● **Questões de estudo**:
**1)** No texto sobre a decisão da Suprema Corte, substitua "Casa Branca" por "Presidência" no trecho que vai de "A Suprema Corte" até "pela Casa Branca.", inclusive, e apresente o trecho com a troca.
**2)** Prossiga com o texto sobre a decisão da Suprema Corte a partir do ponto em que ele termina.

A Suprema Corte dos Estados Unidos decidiu nesta sexta, dia 20, que o presidente Donald Trump violou a legislação federal ao impor tarifas amplas de forma unilateral. A Corte avaliou que a iniciativa extrapolou os limites legais e representou um revés relevante para a agenda econômica e de política externa defendida pela Casa Branca.
O entendimento majoritário, redigido pelo juiz-chefe John Roberts, foi aprovado por 6 votos a 3. Segundo o tribunal, as tarifas não encontraram respaldo suficiente na lei invocada pelo Executivo, e a autoridade emergencial utilizada “é insuficiente”. A decisão não definiu, contudo, o destino dos mais de US$ 130 bilhões já arrecadados com as cobranças.

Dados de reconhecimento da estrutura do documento
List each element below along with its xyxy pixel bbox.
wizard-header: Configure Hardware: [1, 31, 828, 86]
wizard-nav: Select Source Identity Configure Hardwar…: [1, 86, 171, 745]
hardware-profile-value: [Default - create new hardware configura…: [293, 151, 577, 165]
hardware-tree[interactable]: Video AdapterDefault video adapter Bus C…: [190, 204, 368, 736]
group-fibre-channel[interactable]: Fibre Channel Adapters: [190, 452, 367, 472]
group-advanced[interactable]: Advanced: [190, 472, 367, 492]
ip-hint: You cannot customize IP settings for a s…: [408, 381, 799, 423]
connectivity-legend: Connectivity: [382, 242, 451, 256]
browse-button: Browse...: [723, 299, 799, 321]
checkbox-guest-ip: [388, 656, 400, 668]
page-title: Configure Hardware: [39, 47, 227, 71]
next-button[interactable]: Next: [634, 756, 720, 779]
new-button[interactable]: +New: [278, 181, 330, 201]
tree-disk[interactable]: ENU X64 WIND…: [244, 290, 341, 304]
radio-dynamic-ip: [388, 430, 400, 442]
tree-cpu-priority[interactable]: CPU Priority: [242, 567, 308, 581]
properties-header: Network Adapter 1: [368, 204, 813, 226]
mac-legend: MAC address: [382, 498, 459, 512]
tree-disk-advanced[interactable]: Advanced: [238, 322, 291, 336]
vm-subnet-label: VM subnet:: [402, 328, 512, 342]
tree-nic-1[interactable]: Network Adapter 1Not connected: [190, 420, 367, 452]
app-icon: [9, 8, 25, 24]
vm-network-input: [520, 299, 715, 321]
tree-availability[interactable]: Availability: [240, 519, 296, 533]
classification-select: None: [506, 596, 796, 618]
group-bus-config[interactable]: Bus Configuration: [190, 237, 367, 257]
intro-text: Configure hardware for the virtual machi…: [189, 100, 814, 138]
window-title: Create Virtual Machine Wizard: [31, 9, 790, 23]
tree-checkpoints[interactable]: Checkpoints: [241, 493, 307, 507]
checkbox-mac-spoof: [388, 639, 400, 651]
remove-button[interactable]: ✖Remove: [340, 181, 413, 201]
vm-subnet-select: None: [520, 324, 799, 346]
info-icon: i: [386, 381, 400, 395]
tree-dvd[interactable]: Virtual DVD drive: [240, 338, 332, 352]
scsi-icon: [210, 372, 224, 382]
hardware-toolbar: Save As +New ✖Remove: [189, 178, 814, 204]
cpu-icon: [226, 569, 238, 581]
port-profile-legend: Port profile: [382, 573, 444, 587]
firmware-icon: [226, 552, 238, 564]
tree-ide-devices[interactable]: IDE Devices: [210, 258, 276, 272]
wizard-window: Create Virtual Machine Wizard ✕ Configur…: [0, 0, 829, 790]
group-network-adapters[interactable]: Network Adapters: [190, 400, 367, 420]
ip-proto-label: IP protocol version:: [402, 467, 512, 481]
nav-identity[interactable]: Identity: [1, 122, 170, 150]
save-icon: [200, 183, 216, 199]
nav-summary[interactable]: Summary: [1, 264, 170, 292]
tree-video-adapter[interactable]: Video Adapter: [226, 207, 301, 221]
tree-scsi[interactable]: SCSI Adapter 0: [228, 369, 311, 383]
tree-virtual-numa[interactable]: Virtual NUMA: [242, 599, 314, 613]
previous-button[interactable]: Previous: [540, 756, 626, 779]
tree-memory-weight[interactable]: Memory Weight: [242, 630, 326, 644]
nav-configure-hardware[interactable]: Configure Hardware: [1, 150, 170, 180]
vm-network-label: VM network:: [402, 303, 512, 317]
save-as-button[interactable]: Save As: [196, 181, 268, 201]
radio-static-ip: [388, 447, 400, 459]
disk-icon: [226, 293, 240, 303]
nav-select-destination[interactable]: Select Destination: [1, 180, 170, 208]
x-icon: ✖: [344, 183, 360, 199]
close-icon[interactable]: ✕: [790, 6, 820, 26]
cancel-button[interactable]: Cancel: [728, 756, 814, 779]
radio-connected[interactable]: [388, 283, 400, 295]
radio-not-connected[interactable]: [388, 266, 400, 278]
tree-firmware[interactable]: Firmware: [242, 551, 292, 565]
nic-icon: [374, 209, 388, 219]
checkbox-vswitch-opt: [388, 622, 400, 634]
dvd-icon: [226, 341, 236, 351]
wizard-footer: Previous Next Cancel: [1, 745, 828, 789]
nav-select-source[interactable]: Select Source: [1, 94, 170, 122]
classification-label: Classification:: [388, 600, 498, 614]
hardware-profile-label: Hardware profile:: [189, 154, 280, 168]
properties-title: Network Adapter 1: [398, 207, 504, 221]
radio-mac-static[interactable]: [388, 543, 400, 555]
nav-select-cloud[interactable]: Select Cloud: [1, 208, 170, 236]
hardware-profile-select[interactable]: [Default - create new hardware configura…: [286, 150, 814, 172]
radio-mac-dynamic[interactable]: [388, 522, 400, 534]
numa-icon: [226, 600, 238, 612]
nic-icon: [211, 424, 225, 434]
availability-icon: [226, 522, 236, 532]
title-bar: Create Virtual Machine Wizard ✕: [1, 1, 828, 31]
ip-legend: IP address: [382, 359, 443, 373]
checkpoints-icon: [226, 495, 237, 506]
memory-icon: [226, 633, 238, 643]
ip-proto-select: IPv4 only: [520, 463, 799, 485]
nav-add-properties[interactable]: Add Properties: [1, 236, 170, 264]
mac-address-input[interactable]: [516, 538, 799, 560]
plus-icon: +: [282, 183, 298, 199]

● **Respostas**:
**1)**
A Suprema Corte dos Estados Unidos decidiu nesta sexta, dia 20, que o presidente Donald Trump violou a legislação federal ao impor tarifas amplas de forma unilateral. A Corte avaliou que a iniciativa extrapolou os limites legais e representou um revés relevante para a agenda econômica e de política externa defendida pela Presidência.

**2)**
“O presidente reivindica o poder extraordinário de impor unilateralmente tarifas de valor, duração e alcance ilimitados”, escreveu Roberts. “Considerando a amplitude, o histórico e o contexto constitucional dessa autoridade reivindicada, ele deve identificar uma autorização clara do Congresso para exercê-la.” O magistrado também afastou o argumento de que haveria poder inerente do presidente para regular o comércio por meio de tarifas.
Além de Roberts, formaram a maioria as juízas e juízes Amy Coney Barrett e Neil Gorsuch, juntamente com os três integrantes do bloco liberal. Divergiram Clarence Thomas, Samuel Alito e Brett Kavanaugh. Para a maioria, a International Emergency Economic Powers Act não autoriza a imposição das tarifas nos termos adotados.